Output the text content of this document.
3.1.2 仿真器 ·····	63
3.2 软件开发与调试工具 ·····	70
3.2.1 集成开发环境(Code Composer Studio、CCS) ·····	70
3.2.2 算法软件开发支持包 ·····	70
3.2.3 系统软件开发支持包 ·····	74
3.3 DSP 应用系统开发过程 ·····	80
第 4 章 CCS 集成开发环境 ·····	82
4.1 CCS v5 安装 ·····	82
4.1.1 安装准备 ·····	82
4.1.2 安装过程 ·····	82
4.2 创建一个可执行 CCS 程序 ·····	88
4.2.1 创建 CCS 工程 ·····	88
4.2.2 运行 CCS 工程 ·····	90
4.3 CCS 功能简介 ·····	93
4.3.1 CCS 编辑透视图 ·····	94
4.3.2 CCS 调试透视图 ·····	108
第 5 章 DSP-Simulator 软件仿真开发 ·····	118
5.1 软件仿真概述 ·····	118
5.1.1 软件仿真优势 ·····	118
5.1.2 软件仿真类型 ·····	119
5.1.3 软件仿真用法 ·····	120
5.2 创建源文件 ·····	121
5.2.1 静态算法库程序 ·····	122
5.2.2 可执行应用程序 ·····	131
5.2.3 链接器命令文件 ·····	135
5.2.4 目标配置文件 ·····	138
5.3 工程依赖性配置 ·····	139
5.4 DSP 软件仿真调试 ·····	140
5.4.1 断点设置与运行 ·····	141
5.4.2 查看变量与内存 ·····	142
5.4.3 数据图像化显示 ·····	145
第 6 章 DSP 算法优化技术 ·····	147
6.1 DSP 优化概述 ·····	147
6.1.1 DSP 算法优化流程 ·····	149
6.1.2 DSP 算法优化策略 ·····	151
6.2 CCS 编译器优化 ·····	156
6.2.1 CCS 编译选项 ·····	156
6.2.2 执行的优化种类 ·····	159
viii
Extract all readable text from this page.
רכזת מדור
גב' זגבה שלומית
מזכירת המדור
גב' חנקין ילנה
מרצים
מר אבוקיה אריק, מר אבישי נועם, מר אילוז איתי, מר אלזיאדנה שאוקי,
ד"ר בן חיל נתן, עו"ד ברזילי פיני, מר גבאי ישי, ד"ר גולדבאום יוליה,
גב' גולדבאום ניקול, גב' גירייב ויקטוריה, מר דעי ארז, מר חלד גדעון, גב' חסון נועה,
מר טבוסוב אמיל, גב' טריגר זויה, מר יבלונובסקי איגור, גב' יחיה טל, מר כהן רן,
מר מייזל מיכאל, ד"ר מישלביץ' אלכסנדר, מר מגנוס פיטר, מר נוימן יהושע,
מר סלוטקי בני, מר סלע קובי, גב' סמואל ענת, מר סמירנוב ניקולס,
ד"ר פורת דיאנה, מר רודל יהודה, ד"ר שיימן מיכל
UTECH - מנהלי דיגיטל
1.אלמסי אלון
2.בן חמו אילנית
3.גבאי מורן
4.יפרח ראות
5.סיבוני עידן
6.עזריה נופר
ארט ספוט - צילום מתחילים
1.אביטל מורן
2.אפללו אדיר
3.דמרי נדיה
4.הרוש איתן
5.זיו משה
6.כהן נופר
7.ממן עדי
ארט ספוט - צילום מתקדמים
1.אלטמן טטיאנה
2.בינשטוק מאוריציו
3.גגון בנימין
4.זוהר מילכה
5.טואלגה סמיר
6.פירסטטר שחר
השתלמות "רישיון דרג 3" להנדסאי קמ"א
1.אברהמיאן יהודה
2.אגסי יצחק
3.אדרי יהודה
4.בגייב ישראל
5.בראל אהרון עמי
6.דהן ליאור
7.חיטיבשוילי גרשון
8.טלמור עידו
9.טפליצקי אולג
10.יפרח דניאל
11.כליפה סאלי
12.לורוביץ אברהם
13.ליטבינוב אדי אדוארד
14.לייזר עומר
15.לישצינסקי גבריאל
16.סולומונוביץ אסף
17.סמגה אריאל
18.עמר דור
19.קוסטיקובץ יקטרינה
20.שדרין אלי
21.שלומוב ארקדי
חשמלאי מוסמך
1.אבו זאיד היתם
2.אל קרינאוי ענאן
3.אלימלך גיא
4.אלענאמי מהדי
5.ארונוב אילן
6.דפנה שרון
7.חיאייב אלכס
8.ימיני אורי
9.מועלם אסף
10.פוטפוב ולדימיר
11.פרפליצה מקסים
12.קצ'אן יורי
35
* * *
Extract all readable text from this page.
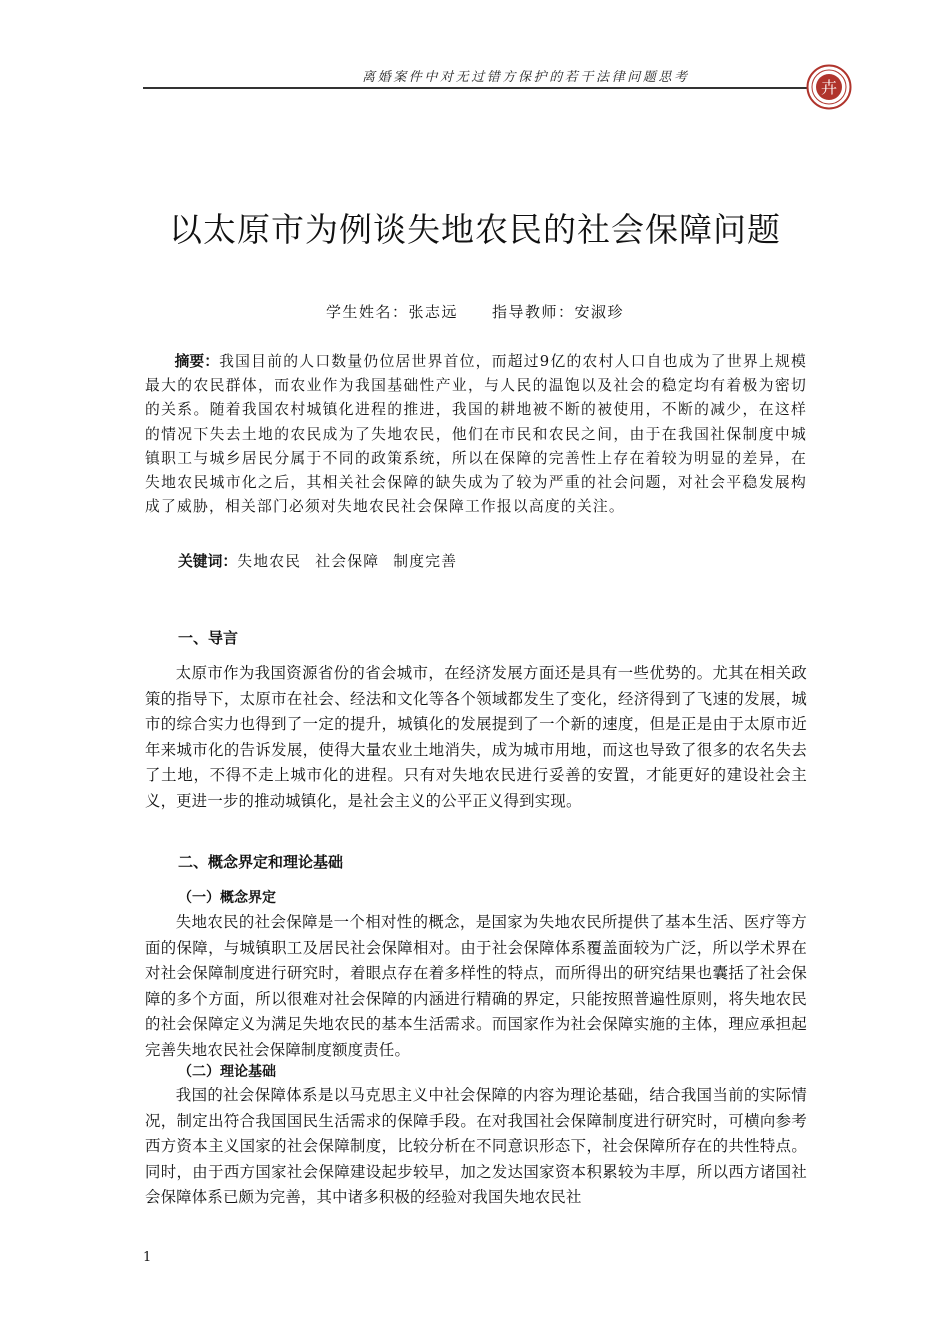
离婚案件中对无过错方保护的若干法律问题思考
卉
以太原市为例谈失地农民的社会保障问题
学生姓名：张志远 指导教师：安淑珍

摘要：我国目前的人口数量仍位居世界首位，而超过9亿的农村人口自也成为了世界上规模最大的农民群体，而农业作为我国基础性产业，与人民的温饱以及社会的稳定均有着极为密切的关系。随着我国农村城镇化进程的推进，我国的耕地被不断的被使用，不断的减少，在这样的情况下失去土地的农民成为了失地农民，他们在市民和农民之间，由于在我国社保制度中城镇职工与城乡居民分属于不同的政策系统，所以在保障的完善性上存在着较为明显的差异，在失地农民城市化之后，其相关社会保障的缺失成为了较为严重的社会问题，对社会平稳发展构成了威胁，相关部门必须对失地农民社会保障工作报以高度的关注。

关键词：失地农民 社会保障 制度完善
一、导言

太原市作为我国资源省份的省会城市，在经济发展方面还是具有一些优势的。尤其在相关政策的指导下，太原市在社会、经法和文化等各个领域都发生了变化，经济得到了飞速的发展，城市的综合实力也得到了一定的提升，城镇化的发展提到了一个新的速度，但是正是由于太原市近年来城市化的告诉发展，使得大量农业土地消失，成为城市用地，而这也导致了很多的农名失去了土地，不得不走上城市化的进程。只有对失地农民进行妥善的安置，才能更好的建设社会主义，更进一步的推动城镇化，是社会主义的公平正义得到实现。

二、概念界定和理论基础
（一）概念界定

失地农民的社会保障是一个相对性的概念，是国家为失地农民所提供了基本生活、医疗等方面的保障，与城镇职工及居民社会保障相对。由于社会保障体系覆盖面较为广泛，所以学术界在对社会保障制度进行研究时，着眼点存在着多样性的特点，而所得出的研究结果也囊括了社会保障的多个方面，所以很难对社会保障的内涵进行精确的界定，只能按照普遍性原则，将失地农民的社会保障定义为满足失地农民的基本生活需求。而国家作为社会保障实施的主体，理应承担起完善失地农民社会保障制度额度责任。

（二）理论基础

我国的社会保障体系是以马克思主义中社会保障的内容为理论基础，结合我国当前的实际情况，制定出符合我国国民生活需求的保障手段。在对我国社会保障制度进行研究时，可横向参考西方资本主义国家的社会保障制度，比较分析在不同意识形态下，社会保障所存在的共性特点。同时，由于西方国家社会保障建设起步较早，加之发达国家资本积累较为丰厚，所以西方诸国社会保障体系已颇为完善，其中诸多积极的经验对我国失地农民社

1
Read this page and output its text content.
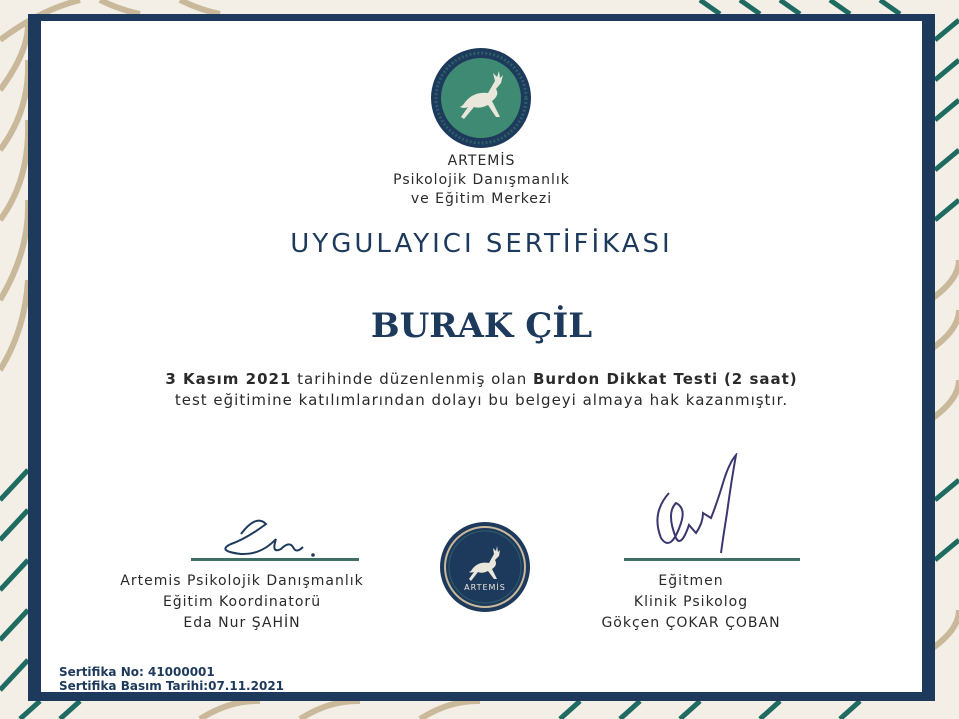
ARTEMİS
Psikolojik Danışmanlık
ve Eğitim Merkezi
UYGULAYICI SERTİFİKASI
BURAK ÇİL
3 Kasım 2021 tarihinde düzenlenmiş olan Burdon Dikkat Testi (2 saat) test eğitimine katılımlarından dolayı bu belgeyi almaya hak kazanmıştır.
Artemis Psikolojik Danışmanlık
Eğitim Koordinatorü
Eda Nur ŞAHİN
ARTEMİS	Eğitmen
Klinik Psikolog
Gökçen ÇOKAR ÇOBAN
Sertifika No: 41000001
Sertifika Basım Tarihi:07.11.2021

Description of the task
State how many lines of the listing include the word "ספוט". Reply with the number alone.

Solution
2